* **AIM**:
Could you output each line of the data that follows exactly?

(Stored data)
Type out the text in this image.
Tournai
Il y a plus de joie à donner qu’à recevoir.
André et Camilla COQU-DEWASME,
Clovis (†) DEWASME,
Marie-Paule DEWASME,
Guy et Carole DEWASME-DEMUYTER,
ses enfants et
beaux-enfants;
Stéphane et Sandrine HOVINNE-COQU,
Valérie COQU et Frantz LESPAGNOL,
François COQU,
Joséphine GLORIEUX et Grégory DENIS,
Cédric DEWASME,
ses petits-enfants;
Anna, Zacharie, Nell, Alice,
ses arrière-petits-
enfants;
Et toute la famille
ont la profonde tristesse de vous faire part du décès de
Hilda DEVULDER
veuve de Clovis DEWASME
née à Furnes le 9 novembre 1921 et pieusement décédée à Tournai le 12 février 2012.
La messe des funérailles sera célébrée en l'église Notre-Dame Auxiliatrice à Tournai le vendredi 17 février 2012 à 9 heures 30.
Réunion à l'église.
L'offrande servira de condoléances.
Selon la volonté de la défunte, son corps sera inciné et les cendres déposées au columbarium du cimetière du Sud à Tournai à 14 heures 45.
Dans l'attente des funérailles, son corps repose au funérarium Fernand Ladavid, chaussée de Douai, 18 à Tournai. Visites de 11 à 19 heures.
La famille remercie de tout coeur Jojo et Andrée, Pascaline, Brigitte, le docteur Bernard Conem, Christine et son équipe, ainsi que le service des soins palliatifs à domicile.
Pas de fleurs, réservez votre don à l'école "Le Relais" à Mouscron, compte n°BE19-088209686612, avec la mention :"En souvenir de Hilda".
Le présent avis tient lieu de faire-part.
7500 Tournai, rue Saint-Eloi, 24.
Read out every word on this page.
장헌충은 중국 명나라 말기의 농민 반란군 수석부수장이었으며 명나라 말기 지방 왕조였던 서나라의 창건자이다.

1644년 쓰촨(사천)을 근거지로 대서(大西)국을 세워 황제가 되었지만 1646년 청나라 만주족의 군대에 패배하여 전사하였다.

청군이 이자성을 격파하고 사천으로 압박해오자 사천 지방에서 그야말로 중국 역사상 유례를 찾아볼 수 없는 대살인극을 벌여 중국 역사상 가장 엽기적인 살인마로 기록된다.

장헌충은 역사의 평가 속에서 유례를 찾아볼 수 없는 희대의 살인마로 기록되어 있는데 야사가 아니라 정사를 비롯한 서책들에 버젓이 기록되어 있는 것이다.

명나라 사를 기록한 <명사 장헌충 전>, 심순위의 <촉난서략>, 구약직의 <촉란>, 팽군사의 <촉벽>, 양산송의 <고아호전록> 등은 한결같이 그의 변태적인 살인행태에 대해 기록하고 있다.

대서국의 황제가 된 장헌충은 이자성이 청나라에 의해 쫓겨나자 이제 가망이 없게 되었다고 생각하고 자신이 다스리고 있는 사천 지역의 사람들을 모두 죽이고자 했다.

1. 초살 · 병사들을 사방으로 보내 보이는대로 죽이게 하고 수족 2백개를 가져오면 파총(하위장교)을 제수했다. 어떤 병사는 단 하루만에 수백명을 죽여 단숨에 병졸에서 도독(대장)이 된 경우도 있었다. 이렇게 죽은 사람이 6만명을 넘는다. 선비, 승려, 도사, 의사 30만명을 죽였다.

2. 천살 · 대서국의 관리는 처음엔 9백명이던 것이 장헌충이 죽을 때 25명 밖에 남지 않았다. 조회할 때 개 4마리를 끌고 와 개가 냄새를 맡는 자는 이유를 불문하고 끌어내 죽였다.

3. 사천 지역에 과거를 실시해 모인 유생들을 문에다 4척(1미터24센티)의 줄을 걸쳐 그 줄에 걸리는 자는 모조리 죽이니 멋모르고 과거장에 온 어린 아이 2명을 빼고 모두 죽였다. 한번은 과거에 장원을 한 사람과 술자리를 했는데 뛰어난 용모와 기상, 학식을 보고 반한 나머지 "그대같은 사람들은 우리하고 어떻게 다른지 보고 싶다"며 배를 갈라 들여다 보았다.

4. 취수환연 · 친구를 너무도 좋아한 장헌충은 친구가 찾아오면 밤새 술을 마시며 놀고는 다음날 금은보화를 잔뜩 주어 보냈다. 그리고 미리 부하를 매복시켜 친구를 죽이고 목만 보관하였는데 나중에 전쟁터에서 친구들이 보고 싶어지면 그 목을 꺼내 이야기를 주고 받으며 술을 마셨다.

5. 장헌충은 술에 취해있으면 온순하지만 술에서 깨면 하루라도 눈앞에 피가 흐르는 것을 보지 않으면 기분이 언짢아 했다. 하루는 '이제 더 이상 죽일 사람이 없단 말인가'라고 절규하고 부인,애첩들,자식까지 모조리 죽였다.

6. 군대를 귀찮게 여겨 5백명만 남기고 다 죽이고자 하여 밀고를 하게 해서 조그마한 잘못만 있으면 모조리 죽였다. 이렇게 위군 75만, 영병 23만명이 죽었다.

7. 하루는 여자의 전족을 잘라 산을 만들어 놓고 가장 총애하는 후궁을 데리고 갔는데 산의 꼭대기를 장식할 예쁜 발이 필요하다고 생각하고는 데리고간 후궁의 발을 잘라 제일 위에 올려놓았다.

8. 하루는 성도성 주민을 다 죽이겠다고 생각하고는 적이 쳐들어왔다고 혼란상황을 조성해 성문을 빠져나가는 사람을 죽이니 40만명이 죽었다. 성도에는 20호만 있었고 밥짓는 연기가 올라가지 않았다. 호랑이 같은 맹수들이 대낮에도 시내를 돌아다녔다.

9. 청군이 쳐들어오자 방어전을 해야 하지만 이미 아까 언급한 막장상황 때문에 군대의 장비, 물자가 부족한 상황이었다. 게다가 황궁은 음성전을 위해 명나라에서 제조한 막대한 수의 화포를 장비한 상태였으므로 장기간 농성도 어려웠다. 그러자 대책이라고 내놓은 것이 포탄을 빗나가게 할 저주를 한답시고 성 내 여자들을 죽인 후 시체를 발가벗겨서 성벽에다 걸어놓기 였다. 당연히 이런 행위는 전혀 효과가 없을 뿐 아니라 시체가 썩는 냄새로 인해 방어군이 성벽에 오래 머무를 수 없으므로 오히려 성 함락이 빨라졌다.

* **SOLVED EXERCISE**:
Type out the text in this image.
Tournai
Il y a plus de joie à donner qu’à recevoir.
André et Camilla COQU-DEWASME,
Clovis (†) DEWASME,
Marie-Paule DEWASME,
Guy et Carole DEWASME-DEMUYTER,
ses enfants et
beaux-enfants;
Stéphane et Sandrine HOVINNE-COQU,
Valérie COQU et Frantz LESPAGNOL,
François COQU,
Joséphine GLORIEUX et Grégory DENIS,
Cédric DEWASME,
ses petits-enfants;
Anna, Zacharie, Nell, Alice,
ses arrière-petits-
enfants;
Et toute la famille
ont la profonde tristesse de vous faire part du décès de
Hilda DEVULDER
veuve de Clovis DEWASME
née à Furnes le 9 novembre 1921 et pieusement décédée à Tournai le 12 février 2012.
La messe des funérailles sera célébrée en l'église Notre-Dame Auxiliatrice à Tournai le vendredi 17 février 2012 à 9 heures 30.
Réunion à l'église.
L'offrande servira de condoléances.
Selon la volonté de la défunte, son corps sera inciné et les cendres déposées au columbarium du cimetière du Sud à Tournai à 14 heures 45.
Dans l'attente des funérailles, son corps repose au funérarium Fernand Ladavid, chaussée de Douai, 18 à Tournai. Visites de 11 à 19 heures.
La famille remercie de tout coeur Jojo et Andrée, Pascaline, Brigitte, le docteur Bernard Conem, Christine et son équipe, ainsi que le service des soins palliatifs à domicile.
Pas de fleurs, réservez votre don à l'école "Le Relais" à Mouscron, compte n°BE19-088209686612, avec la mention :"En souvenir de Hilda".
Le présent avis tient lieu de faire-part.
7500 Tournai, rue Saint-Eloi, 24.
Read out every word on this page.
장헌충은 중국 명나라 말기의 농민 반란군 수석부수장이었으며 명나라 말기 지방 왕조였던 서나라의 창건자이다.

1644년 쓰촨(사천)을 근거지로 대서(大西)국을 세워 황제가 되었지만 1646년 청나라 만주족의 군대에 패배하여 전사하였다.

청군이 이자성을 격파하고 사천으로 압박해오자 사천 지방에서 그야말로 중국 역사상 유례를 찾아볼 수 없는 대살인극을 벌여 중국 역사상 가장 엽기적인 살인마로 기록된다.

장헌충은 역사의 평가 속에서 유례를 찾아볼 수 없는 희대의 살인마로 기록되어 있는데 야사가 아니라 정사를 비롯한 서책들에 버젓이 기록되어 있는 것이다.

명나라 사를 기록한 <명사 장헌충 전>, 심순위의 <촉난서략>, 구약직의 <촉란>, 팽군사의 <촉벽>, 양산송의 <고아호전록> 등은 한결같이 그의 변태적인 살인행태에 대해 기록하고 있다.

대서국의 황제가 된 장헌충은 이자성이 청나라에 의해 쫓겨나자 이제 가망이 없게 되었다고 생각하고 자신이 다스리고 있는 사천 지역의 사람들을 모두 죽이고자 했다.

1. 초살 · 병사들을 사방으로 보내 보이는대로 죽이게 하고 수족 2백개를 가져오면 파총(하위장교)을 제수했다. 어떤 병사는 단 하루만에 수백명을 죽여 단숨에 병졸에서 도독(대장)이 된 경우도 있었다. 이렇게 죽은 사람이 6만명을 넘는다. 선비, 승려, 도사, 의사 30만명을 죽였다.

2. 천살 · 대서국의 관리는 처음엔 9백명이던 것이 장헌충이 죽을 때 25명 밖에 남지 않았다. 조회할 때 개 4마리를 끌고 와 개가 냄새를 맡는 자는 이유를 불문하고 끌어내 죽였다.

3. 사천 지역에 과거를 실시해 모인 유생들을 문에다 4척(1미터24센티)의 줄을 걸쳐 그 줄에 걸리는 자는 모조리 죽이니 멋모르고 과거장에 온 어린 아이 2명을 빼고 모두 죽였다. 한번은 과거에 장원을 한 사람과 술자리를 했는데 뛰어난 용모와 기상, 학식을 보고 반한 나머지 "그대같은 사람들은 우리하고 어떻게 다른지 보고 싶다"며 배를 갈라 들여다 보았다.

4. 취수환연 · 친구를 너무도 좋아한 장헌충은 친구가 찾아오면 밤새 술을 마시며 놀고는 다음날 금은보화를 잔뜩 주어 보냈다. 그리고 미리 부하를 매복시켜 친구를 죽이고 목만 보관하였는데 나중에 전쟁터에서 친구들이 보고 싶어지면 그 목을 꺼내 이야기를 주고 받으며 술을 마셨다.

5. 장헌충은 술에 취해있으면 온순하지만 술에서 깨면 하루라도 눈앞에 피가 흐르는 것을 보지 않으면 기분이 언짢아 했다. 하루는 '이제 더 이상 죽일 사람이 없단 말인가'라고 절규하고 부인,애첩들,자식까지 모조리 죽였다.

6. 군대를 귀찮게 여겨 5백명만 남기고 다 죽이고자 하여 밀고를 하게 해서 조그마한 잘못만 있으면 모조리 죽였다. 이렇게 위군 75만, 영병 23만명이 죽었다.

7. 하루는 여자의 전족을 잘라 산을 만들어 놓고 가장 총애하는 후궁을 데리고 갔는데 산의 꼭대기를 장식할 예쁜 발이 필요하다고 생각하고는 데리고간 후궁의 발을 잘라 제일 위에 올려놓았다.

8. 하루는 성도성 주민을 다 죽이겠다고 생각하고는 적이 쳐들어왔다고 혼란상황을 조성해 성문을 빠져나가는 사람을 죽이니 40만명이 죽었다. 성도에는 20호만 있었고 밥짓는 연기가 올라가지 않았다. 호랑이 같은 맹수들이 대낮에도 시내를 돌아다녔다.

9. 청군이 쳐들어오자 방어전을 해야 하지만 이미 아까 언급한 막장상황 때문에 군대의 장비, 물자가 부족한 상황이었다. 게다가 황궁은 음성전을 위해 명나라에서 제조한 막대한 수의 화포를 장비한 상태였으므로 장기간 농성도 어려웠다. 그러자 대책이라고 내놓은 것이 포탄을 빗나가게 할 저주를 한답시고 성 내 여자들을 죽인 후 시체를 발가벗겨서 성벽에다 걸어놓기 였다. 당연히 이런 행위는 전혀 효과가 없을 뿐 아니라 시체가 썩는 냄새로 인해 방어군이 성벽에 오래 머무를 수 없으므로 오히려 성 함락이 빨라졌다.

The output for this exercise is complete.